§ Requirement
Quote the whole listing verbatim.

[START Data for the task]

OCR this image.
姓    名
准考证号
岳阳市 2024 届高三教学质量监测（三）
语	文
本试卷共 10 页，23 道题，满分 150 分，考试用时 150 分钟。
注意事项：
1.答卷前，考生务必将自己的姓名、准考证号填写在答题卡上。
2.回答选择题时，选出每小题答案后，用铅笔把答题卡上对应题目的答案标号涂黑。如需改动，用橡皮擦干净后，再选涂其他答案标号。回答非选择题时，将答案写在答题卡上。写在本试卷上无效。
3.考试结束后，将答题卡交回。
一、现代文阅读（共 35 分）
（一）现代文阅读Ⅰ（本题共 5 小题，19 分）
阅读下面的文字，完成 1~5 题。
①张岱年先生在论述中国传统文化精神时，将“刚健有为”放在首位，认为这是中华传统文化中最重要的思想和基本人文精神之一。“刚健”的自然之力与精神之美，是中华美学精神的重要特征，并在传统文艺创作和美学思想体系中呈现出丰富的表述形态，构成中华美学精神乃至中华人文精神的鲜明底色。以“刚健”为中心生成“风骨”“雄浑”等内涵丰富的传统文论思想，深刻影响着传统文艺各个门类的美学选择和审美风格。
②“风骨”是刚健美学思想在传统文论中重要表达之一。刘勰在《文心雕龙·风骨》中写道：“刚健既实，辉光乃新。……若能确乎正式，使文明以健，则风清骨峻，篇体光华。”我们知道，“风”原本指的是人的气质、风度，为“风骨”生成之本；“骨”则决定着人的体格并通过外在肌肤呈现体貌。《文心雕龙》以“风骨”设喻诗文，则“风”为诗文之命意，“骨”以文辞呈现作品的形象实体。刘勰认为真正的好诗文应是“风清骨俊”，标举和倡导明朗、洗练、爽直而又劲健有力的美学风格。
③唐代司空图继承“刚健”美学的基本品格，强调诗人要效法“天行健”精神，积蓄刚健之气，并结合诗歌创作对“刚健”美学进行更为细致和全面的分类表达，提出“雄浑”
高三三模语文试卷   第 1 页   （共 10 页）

[END Data for the task]

§ Solution for this problem
OCR this image.
姓    名
准考证号
岳阳市 2024 届高三教学质量监测（三）
语	文
本试卷共 10 页，23 道题，满分 150 分，考试用时 150 分钟。
注意事项：
1.答卷前，考生务必将自己的姓名、准考证号填写在答题卡上。
2.回答选择题时，选出每小题答案后，用铅笔把答题卡上对应题目的答案标号涂黑。如需改动，用橡皮擦干净后，再选涂其他答案标号。回答非选择题时，将答案写在答题卡上。写在本试卷上无效。
3.考试结束后，将答题卡交回。
一、现代文阅读（共 35 分）
（一）现代文阅读Ⅰ（本题共 5 小题，19 分）
阅读下面的文字，完成 1~5 题。
①张岱年先生在论述中国传统文化精神时，将“刚健有为”放在首位，认为这是中华传统文化中最重要的思想和基本人文精神之一。“刚健”的自然之力与精神之美，是中华美学精神的重要特征，并在传统文艺创作和美学思想体系中呈现出丰富的表述形态，构成中华美学精神乃至中华人文精神的鲜明底色。以“刚健”为中心生成“风骨”“雄浑”等内涵丰富的传统文论思想，深刻影响着传统文艺各个门类的美学选择和审美风格。
②“风骨”是刚健美学思想在传统文论中重要表达之一。刘勰在《文心雕龙·风骨》中写道：“刚健既实，辉光乃新。……若能确乎正式，使文明以健，则风清骨峻，篇体光华。”我们知道，“风”原本指的是人的气质、风度，为“风骨”生成之本；“骨”则决定着人的体格并通过外在肌肤呈现体貌。《文心雕龙》以“风骨”设喻诗文，则“风”为诗文之命意，“骨”以文辞呈现作品的形象实体。刘勰认为真正的好诗文应是“风清骨俊”，标举和倡导明朗、洗练、爽直而又劲健有力的美学风格。
③唐代司空图继承“刚健”美学的基本品格，强调诗人要效法“天行健”精神，积蓄刚健之气，并结合诗歌创作对“刚健”美学进行更为细致和全面的分类表达，提出“雄浑”
高三三模语文试卷   第 1 页   （共 10 页）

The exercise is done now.